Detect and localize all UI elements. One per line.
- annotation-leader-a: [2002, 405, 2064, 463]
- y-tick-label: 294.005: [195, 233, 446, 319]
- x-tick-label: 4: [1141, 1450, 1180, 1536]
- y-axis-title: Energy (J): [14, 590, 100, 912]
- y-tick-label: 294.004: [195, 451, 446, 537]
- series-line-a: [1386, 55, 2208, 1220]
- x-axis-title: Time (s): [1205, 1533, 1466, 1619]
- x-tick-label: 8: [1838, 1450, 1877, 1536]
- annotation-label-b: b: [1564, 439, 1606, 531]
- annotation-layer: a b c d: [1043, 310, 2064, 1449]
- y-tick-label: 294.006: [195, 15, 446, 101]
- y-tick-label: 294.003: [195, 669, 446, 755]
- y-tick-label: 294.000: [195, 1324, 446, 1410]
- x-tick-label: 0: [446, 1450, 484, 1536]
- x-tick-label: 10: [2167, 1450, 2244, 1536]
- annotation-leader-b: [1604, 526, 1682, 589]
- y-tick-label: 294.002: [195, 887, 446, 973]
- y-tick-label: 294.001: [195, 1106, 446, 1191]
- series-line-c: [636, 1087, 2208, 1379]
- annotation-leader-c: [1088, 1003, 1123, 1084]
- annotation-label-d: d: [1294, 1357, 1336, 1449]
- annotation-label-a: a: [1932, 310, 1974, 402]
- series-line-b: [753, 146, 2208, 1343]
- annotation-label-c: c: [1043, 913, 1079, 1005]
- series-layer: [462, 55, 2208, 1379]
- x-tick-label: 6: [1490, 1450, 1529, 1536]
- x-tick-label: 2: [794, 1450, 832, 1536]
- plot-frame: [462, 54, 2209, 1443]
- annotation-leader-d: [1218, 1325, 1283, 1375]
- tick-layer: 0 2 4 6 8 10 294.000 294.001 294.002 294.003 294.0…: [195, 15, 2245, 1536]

— Direction —
Return every line of the records verbatim, keeping the original order and making no changes.

— Answer —
Detect and localize all UI elements. One per line.
- annotation-leader-a: [2002, 405, 2064, 463]
- y-tick-label: 294.005: [195, 233, 446, 319]
- x-tick-label: 4: [1141, 1450, 1180, 1536]
- y-axis-title: Energy (J): [14, 590, 100, 912]
- y-tick-label: 294.004: [195, 451, 446, 537]
- series-line-a: [1386, 55, 2208, 1220]
- x-axis-title: Time (s): [1205, 1533, 1466, 1619]
- x-tick-label: 8: [1838, 1450, 1877, 1536]
- annotation-label-b: b: [1564, 439, 1606, 531]
- annotation-layer: a b c d: [1043, 310, 2064, 1449]
- y-tick-label: 294.006: [195, 15, 446, 101]
- y-tick-label: 294.003: [195, 669, 446, 755]
- y-tick-label: 294.000: [195, 1324, 446, 1410]
- x-tick-label: 0: [446, 1450, 484, 1536]
- x-tick-label: 10: [2167, 1450, 2244, 1536]
- annotation-leader-b: [1604, 526, 1682, 589]
- y-tick-label: 294.002: [195, 887, 446, 973]
- y-tick-label: 294.001: [195, 1106, 446, 1191]
- series-line-c: [636, 1087, 2208, 1379]
- annotation-leader-c: [1088, 1003, 1123, 1084]
- annotation-label-d: d: [1294, 1357, 1336, 1449]
- annotation-label-a: a: [1932, 310, 1974, 402]
- series-line-b: [753, 146, 2208, 1343]
- annotation-label-c: c: [1043, 913, 1079, 1005]
- series-layer: [462, 55, 2208, 1379]
- x-tick-label: 6: [1490, 1450, 1529, 1536]
- x-tick-label: 2: [794, 1450, 832, 1536]
- plot-frame: [462, 54, 2209, 1443]
- annotation-leader-d: [1218, 1325, 1283, 1375]
- tick-layer: 0 2 4 6 8 10 294.000 294.001 294.002 294.003 294.0…: [195, 15, 2245, 1536]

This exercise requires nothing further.